**Exercise aim:** Could you pull out, word for word, everything from the start of the records down to the line containing "group-item: 3.前沿科技商业化 [121, 557, 414, 585]", including that line?
## BEGIN Items
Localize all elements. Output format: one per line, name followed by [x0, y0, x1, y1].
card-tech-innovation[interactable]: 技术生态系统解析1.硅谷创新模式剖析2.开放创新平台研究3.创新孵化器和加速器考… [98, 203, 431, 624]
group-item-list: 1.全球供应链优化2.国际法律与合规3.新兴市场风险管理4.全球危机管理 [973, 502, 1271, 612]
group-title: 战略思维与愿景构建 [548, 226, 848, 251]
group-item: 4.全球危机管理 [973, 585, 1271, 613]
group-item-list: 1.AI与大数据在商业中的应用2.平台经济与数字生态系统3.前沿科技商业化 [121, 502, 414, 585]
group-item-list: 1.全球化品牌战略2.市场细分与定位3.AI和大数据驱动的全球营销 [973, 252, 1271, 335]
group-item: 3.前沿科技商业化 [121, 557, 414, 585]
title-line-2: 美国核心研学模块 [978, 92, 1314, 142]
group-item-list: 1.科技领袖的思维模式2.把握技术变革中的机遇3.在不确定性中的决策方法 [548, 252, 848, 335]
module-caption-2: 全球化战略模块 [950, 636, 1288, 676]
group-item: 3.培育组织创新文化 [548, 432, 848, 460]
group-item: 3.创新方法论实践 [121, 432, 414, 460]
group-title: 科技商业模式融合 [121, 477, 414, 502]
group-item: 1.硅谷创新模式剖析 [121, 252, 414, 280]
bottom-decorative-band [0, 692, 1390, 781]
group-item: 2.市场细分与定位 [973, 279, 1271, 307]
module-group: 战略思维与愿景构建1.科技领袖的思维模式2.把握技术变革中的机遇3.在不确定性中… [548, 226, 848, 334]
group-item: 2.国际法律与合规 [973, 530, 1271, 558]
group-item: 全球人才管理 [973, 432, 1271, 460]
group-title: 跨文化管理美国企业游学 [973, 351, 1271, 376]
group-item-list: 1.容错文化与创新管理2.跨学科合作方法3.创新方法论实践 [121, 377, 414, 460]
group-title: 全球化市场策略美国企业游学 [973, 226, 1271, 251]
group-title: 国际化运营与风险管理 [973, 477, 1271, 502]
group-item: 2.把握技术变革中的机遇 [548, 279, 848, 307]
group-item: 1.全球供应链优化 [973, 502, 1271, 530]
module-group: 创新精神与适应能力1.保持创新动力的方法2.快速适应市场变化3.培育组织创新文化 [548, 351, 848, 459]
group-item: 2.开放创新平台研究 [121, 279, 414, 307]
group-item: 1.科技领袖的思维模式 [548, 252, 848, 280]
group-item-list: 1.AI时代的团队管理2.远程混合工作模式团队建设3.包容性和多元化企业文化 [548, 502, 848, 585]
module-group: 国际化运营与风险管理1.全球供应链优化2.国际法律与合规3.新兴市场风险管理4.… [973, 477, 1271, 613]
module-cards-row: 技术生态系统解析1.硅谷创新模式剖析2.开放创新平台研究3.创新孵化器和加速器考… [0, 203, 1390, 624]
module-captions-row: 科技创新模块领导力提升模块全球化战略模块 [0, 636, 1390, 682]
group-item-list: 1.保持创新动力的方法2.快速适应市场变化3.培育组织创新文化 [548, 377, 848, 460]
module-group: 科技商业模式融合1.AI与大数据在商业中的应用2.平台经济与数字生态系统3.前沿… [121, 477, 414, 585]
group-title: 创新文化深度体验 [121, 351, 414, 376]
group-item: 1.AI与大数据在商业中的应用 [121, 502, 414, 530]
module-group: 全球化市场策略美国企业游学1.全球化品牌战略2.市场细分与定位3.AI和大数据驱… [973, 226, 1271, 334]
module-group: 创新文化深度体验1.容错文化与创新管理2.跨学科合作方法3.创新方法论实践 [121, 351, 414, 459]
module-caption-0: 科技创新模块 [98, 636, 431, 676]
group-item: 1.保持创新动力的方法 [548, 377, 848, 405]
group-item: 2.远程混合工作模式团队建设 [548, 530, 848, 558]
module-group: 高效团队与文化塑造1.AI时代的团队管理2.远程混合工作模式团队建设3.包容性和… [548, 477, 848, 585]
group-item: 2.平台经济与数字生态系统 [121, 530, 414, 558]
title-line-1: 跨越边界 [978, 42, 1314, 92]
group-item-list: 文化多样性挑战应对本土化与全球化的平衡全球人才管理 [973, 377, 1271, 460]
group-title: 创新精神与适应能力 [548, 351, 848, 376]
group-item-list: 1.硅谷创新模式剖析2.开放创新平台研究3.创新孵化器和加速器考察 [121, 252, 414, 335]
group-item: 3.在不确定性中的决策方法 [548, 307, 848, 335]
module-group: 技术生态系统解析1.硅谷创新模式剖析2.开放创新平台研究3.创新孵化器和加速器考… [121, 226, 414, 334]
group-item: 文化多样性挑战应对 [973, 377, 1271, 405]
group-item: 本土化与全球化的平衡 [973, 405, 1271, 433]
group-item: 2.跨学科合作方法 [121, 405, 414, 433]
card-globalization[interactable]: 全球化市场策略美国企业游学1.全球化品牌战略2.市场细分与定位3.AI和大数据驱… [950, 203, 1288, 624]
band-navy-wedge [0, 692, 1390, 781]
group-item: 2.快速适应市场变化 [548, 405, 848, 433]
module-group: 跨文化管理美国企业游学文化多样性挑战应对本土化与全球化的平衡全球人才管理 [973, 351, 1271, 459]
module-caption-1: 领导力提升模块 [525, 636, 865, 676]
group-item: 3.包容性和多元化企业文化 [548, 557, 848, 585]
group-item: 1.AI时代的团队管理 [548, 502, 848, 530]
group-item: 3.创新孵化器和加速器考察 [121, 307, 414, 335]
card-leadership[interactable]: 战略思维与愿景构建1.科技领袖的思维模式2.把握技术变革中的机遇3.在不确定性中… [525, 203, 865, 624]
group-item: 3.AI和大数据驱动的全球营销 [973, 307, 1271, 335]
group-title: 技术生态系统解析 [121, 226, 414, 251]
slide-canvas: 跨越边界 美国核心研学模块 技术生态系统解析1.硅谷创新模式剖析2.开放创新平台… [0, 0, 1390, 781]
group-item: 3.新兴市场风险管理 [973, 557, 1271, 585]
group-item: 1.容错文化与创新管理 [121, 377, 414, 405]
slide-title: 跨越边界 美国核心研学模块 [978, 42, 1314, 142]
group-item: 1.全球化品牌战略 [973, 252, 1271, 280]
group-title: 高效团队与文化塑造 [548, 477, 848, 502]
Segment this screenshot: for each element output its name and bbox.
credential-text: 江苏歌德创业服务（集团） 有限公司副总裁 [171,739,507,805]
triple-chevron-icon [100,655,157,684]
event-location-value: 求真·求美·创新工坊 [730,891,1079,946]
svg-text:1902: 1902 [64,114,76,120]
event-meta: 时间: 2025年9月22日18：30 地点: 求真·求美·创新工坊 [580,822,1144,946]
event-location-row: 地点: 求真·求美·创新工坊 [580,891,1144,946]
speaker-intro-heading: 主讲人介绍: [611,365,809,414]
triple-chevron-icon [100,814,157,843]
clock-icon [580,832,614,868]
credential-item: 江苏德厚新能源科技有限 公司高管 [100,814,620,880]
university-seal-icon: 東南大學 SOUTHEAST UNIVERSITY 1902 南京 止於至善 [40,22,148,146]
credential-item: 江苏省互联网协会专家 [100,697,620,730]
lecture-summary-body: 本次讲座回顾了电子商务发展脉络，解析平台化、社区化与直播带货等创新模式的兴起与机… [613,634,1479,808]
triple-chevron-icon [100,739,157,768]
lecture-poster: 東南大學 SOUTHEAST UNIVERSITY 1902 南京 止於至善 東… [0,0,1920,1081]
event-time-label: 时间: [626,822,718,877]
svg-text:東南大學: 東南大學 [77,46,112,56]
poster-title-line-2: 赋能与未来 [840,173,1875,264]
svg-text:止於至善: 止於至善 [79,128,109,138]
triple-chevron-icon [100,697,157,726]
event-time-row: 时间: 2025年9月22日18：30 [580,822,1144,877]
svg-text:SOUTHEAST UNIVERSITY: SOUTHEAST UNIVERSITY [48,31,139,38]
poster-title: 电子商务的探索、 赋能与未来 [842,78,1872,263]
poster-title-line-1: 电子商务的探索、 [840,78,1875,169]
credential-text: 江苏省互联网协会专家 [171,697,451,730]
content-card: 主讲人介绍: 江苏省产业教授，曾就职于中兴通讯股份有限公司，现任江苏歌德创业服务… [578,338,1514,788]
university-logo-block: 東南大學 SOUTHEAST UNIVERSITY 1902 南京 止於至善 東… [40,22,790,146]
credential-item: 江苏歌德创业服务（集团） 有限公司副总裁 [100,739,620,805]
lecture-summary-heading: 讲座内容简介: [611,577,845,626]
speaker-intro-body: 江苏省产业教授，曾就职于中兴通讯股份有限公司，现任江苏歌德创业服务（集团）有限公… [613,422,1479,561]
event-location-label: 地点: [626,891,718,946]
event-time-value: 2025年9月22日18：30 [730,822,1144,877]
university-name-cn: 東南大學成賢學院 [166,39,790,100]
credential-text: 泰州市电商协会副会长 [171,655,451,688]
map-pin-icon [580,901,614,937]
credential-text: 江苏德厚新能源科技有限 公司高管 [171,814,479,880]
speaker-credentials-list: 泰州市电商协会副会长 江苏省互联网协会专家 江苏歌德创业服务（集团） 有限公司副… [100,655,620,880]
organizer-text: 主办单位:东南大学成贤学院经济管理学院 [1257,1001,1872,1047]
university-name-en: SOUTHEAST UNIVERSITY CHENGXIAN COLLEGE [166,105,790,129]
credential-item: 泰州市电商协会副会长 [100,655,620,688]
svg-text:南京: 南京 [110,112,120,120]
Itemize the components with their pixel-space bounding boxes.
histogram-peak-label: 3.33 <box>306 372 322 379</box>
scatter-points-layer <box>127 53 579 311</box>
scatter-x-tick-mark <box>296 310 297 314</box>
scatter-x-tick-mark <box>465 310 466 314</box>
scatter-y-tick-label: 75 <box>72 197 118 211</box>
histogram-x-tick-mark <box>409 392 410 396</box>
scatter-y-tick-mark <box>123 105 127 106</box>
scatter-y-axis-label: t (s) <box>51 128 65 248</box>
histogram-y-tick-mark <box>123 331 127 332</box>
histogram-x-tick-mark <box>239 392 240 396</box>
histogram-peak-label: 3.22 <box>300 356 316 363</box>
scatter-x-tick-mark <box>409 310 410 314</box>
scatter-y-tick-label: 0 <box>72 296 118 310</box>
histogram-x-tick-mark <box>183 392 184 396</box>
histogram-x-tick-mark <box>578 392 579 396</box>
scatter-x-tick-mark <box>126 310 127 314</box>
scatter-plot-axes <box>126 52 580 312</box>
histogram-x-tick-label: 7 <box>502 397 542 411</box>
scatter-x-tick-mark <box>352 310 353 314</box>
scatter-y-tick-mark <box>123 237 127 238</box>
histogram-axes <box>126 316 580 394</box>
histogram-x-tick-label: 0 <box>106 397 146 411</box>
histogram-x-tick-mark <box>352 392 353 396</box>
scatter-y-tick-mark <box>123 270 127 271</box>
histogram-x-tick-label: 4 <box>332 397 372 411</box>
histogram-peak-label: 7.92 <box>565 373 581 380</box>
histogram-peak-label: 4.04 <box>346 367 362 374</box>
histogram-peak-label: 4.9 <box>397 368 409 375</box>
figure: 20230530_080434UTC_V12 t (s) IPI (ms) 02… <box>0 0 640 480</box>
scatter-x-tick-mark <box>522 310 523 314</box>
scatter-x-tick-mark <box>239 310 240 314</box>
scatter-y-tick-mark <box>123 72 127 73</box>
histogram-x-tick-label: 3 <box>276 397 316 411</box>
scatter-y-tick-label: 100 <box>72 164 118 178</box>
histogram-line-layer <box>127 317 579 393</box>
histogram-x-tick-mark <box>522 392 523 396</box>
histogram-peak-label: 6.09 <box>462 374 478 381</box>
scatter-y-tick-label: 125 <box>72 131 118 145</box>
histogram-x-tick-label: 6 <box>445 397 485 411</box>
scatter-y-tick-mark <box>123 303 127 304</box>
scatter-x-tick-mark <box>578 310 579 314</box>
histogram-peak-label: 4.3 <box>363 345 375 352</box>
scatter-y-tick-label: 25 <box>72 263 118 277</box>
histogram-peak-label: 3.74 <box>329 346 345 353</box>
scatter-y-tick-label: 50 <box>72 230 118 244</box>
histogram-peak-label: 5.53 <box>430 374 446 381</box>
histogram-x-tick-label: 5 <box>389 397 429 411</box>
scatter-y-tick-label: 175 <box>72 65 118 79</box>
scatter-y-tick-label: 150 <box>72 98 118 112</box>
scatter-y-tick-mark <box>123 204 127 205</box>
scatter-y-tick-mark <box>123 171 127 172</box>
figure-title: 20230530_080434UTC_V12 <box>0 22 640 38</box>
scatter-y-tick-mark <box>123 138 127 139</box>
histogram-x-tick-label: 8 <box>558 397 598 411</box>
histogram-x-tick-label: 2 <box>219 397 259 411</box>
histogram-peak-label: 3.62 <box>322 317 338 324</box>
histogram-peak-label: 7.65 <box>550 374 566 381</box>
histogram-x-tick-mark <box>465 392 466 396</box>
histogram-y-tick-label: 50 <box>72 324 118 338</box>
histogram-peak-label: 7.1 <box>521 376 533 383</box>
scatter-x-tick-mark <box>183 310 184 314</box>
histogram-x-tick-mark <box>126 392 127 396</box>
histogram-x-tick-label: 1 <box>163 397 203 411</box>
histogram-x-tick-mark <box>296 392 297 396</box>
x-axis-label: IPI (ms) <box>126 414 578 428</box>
## END Items
**Response to the task:**
Localize all elements. Output format: one per line, name followed by [x0, y0, x1, y1].
card-tech-innovation[interactable]: 技术生态系统解析1.硅谷创新模式剖析2.开放创新平台研究3.创新孵化器和加速器考… [98, 203, 431, 624]
group-item-list: 1.全球供应链优化2.国际法律与合规3.新兴市场风险管理4.全球危机管理 [973, 502, 1271, 612]
group-title: 战略思维与愿景构建 [548, 226, 848, 251]
group-item: 4.全球危机管理 [973, 585, 1271, 613]
group-item-list: 1.AI与大数据在商业中的应用2.平台经济与数字生态系统3.前沿科技商业化 [121, 502, 414, 585]
group-item-list: 1.全球化品牌战略2.市场细分与定位3.AI和大数据驱动的全球营销 [973, 252, 1271, 335]
group-item: 3.前沿科技商业化 [121, 557, 414, 585]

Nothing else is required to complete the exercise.